▶ _The request_
Gather all lines in the data that hold the string "JSON".

(Collected data entries)
▬▬▬

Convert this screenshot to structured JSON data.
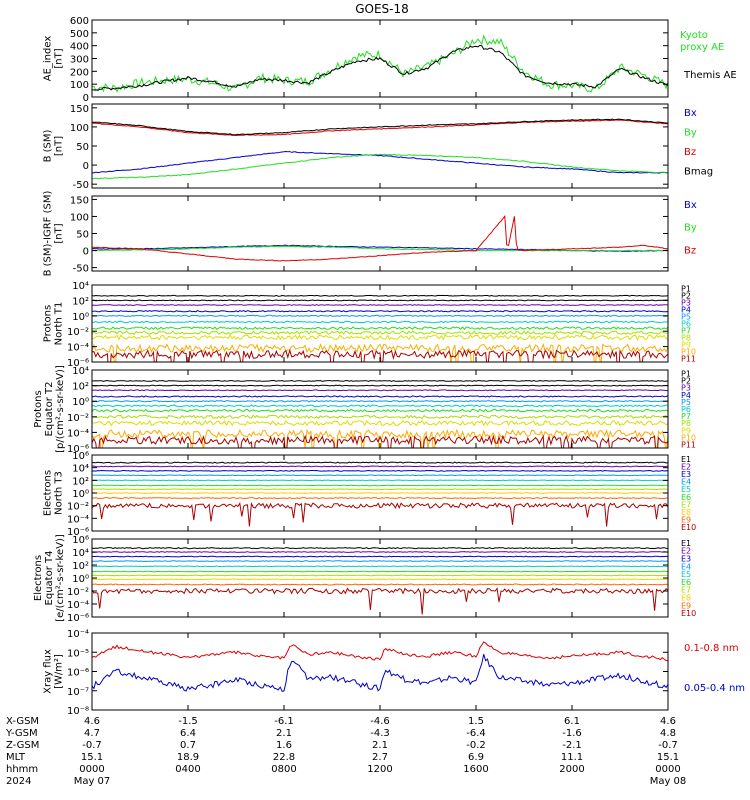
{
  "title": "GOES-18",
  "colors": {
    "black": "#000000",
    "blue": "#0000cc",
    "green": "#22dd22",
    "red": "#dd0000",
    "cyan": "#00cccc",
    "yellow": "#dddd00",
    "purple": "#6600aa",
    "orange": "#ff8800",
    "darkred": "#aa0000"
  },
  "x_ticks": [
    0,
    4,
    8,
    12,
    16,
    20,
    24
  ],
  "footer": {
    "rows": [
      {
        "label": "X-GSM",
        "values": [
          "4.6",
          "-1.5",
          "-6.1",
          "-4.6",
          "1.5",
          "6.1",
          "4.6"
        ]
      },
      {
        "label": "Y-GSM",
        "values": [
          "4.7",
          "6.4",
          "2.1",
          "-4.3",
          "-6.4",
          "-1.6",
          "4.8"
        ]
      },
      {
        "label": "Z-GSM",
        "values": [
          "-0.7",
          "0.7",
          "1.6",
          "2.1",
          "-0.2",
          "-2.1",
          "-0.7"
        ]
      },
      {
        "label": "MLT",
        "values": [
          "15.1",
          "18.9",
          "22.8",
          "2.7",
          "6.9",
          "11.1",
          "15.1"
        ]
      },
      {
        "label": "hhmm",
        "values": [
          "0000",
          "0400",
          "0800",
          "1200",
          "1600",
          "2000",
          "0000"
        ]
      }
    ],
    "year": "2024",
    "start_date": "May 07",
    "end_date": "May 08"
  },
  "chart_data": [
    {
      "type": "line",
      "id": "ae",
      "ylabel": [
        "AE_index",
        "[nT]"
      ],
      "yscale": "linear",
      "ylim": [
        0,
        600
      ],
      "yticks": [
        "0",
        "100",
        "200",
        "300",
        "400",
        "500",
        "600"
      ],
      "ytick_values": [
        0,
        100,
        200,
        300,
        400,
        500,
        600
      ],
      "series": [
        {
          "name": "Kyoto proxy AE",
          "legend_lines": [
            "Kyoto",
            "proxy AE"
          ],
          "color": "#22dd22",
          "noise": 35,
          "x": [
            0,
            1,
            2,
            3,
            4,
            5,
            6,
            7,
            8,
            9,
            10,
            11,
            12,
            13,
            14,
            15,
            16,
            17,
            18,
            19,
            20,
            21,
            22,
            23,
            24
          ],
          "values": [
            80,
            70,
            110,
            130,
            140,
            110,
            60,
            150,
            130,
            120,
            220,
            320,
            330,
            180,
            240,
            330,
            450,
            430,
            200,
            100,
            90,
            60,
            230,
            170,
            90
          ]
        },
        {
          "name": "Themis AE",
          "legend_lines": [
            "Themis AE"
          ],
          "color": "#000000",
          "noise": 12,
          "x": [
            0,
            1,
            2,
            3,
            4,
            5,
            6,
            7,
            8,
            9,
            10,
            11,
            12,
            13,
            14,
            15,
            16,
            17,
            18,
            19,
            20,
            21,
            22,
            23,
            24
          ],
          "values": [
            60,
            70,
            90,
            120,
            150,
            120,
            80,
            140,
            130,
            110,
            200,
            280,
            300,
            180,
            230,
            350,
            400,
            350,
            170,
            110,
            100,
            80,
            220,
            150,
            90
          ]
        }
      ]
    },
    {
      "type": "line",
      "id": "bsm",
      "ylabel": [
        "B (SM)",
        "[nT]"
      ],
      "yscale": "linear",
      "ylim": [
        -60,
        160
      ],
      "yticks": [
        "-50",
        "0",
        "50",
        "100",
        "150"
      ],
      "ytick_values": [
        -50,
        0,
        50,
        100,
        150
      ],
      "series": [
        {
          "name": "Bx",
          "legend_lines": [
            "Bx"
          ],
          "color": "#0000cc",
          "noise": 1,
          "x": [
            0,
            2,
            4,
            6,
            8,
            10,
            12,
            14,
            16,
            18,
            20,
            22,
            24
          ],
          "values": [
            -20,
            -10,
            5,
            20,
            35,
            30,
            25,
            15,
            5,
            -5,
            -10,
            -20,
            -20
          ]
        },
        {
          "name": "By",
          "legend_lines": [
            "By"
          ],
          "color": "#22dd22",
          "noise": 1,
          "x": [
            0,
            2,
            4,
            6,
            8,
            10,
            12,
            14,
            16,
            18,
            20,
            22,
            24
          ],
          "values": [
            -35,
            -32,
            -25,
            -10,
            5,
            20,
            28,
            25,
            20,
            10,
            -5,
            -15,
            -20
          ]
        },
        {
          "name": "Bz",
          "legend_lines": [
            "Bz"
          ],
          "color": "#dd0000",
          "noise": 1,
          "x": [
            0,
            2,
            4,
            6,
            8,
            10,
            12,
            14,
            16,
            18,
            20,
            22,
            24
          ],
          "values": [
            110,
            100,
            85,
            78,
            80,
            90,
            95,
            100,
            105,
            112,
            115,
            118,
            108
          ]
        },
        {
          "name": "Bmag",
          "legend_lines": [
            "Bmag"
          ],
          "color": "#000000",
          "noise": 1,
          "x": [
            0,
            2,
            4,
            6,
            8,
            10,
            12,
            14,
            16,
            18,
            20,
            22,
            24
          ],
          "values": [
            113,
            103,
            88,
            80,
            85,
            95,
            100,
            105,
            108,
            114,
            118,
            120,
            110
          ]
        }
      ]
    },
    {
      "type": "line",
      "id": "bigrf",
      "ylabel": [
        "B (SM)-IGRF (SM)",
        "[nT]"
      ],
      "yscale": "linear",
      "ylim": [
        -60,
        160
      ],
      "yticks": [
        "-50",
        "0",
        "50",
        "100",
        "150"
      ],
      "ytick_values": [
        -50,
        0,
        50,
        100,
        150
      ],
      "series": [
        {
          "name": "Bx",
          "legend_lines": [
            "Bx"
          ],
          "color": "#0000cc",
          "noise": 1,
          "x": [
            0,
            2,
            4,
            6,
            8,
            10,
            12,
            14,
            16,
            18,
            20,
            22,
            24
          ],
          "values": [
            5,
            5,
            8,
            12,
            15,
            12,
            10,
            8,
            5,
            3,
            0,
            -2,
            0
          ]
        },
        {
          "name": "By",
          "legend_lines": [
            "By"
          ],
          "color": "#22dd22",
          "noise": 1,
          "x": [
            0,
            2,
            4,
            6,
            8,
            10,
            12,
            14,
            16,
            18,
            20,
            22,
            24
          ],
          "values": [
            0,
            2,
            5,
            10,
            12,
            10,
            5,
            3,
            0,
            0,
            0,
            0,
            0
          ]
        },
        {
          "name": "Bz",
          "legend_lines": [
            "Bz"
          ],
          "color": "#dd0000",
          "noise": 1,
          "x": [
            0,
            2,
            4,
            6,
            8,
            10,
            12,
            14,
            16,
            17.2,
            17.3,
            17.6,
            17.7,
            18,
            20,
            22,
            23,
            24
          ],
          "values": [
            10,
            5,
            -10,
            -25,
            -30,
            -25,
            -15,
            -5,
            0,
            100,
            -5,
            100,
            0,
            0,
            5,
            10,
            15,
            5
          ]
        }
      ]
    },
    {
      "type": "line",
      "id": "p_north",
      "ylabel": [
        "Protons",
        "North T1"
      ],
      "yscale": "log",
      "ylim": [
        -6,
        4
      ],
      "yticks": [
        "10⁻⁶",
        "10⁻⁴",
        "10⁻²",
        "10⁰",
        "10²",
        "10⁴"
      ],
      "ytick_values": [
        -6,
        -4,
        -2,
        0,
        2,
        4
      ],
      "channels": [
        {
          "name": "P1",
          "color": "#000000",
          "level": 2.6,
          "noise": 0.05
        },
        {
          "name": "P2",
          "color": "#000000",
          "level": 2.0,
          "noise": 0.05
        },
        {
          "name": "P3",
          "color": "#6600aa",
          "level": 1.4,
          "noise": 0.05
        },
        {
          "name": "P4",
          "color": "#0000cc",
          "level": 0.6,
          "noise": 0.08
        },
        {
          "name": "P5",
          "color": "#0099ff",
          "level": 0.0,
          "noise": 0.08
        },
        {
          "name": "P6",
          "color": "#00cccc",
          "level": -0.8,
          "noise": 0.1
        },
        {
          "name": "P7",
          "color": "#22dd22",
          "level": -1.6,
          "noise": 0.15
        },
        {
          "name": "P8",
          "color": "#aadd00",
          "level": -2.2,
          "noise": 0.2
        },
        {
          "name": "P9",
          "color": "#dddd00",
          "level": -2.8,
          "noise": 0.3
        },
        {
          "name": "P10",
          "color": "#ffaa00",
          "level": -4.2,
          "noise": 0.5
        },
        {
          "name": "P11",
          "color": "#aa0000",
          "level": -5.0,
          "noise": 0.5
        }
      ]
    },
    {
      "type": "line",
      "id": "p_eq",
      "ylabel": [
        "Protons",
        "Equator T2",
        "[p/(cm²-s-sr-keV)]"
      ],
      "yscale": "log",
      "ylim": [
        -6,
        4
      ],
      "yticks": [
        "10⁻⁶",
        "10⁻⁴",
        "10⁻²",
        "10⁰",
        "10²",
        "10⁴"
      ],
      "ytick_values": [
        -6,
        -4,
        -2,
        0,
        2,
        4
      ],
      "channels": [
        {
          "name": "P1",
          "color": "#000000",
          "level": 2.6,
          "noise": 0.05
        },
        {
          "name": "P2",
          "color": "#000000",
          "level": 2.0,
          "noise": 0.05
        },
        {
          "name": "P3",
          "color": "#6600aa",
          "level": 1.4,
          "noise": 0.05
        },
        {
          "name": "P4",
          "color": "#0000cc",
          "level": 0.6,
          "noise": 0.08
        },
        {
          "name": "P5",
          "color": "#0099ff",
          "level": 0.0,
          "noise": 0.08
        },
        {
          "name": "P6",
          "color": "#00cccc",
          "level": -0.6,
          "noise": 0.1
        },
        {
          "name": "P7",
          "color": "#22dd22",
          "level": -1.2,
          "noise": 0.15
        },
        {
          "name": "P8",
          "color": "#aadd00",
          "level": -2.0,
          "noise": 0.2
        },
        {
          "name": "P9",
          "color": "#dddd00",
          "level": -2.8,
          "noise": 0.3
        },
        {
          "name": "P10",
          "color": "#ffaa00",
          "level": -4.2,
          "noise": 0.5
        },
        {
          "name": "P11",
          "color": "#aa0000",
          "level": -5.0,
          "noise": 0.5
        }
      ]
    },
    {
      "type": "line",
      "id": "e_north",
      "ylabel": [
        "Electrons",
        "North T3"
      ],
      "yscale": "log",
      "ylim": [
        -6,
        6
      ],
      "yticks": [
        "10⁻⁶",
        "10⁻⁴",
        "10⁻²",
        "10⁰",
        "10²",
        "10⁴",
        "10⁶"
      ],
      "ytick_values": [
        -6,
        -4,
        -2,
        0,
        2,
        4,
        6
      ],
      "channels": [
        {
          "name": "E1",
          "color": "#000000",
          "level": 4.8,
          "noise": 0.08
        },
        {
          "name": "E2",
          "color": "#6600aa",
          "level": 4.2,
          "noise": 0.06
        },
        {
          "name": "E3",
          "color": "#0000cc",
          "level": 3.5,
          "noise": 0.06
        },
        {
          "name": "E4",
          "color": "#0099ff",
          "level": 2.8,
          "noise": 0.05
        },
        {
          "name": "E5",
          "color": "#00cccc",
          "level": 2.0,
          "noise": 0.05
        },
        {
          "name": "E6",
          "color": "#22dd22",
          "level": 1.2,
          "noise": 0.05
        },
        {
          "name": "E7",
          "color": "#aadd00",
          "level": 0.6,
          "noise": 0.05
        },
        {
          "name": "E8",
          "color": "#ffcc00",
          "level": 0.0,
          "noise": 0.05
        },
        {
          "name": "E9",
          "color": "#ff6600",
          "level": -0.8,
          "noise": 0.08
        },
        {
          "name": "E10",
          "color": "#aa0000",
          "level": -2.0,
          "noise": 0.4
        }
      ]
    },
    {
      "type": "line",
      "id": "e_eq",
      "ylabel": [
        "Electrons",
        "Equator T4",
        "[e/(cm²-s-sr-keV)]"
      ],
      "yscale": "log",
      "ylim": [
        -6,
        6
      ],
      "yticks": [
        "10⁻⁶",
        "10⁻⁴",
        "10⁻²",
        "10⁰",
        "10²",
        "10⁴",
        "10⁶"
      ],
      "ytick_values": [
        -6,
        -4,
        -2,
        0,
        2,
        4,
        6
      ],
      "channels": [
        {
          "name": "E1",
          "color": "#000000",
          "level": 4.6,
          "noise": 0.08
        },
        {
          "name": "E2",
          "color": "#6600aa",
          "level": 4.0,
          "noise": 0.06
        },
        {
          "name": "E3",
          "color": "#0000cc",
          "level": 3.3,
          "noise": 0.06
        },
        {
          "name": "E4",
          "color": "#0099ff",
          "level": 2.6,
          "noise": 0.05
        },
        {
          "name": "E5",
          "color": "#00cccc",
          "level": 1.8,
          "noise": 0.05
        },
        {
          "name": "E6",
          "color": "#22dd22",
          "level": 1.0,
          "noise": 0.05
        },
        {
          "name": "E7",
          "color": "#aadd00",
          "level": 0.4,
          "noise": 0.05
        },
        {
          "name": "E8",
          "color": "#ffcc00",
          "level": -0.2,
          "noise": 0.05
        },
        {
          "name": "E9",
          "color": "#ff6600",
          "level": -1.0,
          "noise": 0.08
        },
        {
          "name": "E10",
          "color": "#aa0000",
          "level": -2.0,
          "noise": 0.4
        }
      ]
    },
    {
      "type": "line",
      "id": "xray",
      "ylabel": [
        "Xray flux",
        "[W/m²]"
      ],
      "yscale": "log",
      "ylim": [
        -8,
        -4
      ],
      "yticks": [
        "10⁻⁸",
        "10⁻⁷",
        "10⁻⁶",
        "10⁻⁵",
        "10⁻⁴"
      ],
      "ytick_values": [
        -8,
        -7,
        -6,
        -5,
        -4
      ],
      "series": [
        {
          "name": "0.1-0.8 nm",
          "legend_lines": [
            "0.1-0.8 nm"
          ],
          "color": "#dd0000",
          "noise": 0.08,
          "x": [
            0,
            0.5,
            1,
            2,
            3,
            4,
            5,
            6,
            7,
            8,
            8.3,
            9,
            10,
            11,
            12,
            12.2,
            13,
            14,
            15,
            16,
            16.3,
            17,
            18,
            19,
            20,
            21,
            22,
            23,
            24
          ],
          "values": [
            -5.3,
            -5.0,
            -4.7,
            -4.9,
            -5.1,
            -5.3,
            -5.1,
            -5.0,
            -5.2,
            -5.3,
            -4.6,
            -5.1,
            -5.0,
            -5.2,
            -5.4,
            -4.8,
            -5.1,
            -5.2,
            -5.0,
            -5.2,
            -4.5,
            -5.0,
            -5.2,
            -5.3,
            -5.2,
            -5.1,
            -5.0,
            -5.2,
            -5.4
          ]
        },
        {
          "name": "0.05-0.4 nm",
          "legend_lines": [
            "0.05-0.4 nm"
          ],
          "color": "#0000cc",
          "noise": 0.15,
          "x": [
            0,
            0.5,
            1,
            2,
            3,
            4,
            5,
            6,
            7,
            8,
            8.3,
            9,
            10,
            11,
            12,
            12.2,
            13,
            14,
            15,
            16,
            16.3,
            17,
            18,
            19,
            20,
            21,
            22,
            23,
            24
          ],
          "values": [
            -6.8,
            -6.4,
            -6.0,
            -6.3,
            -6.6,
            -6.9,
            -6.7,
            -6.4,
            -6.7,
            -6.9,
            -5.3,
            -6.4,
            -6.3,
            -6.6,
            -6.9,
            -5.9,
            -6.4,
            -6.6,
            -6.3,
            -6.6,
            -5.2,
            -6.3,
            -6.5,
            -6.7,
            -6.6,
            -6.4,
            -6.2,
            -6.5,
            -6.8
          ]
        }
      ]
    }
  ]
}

▬▬▬

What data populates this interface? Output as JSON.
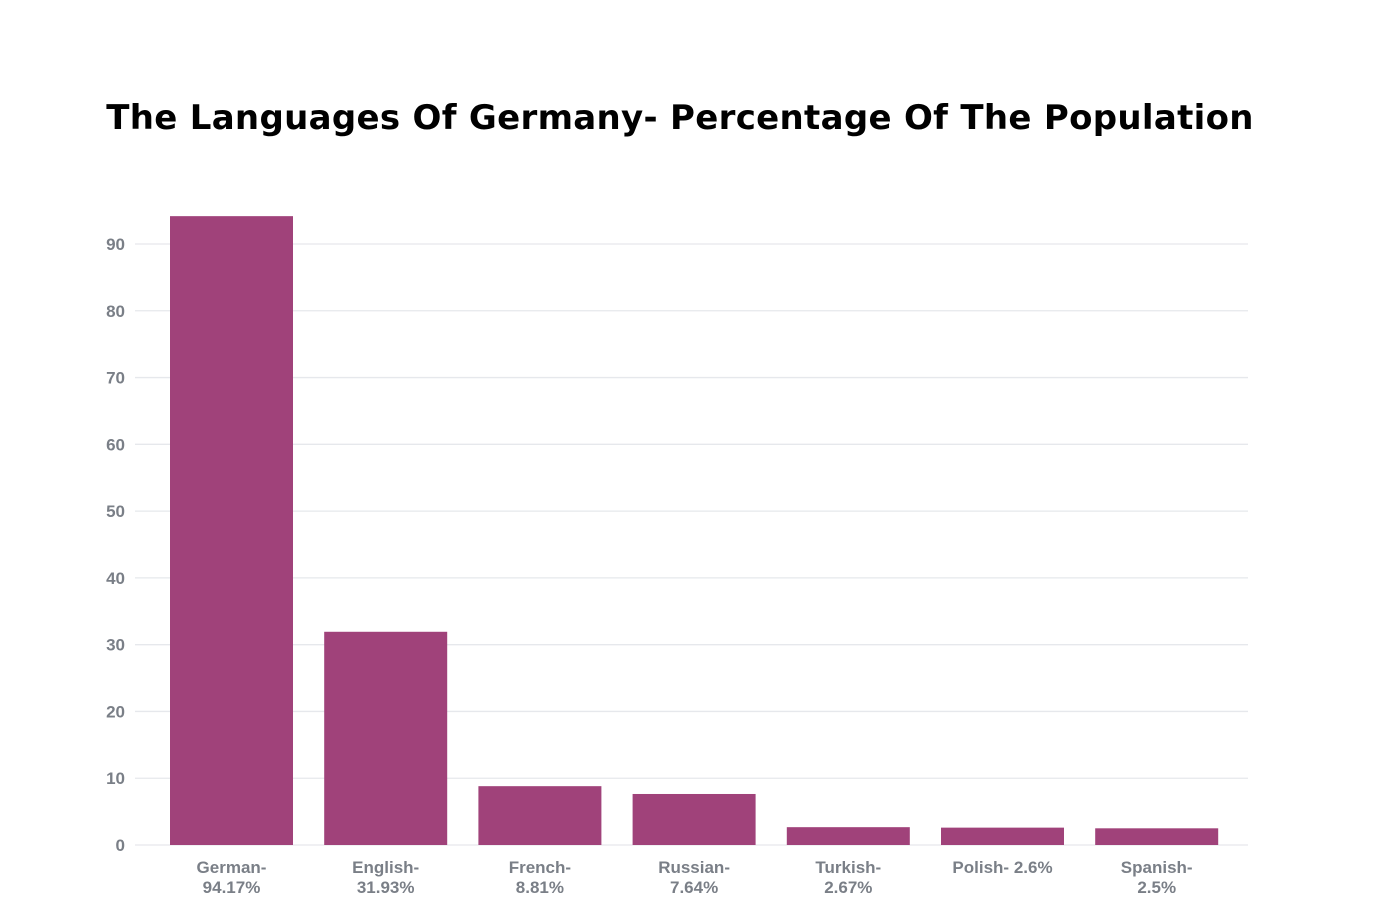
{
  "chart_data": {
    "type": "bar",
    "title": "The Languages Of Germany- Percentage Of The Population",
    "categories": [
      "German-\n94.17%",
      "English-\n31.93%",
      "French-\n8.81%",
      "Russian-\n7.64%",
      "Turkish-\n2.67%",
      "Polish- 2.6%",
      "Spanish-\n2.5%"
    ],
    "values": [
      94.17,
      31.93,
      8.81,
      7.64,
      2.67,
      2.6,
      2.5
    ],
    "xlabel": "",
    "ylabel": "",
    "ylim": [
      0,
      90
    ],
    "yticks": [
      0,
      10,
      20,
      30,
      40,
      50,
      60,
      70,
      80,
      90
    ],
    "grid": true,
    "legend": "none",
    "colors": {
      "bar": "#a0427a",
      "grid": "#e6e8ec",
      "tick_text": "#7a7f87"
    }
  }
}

▬▬▬

▶ _Problem solution_
Convert this screenshot to structured JSON data.
What data populates this interface? Output as JSON.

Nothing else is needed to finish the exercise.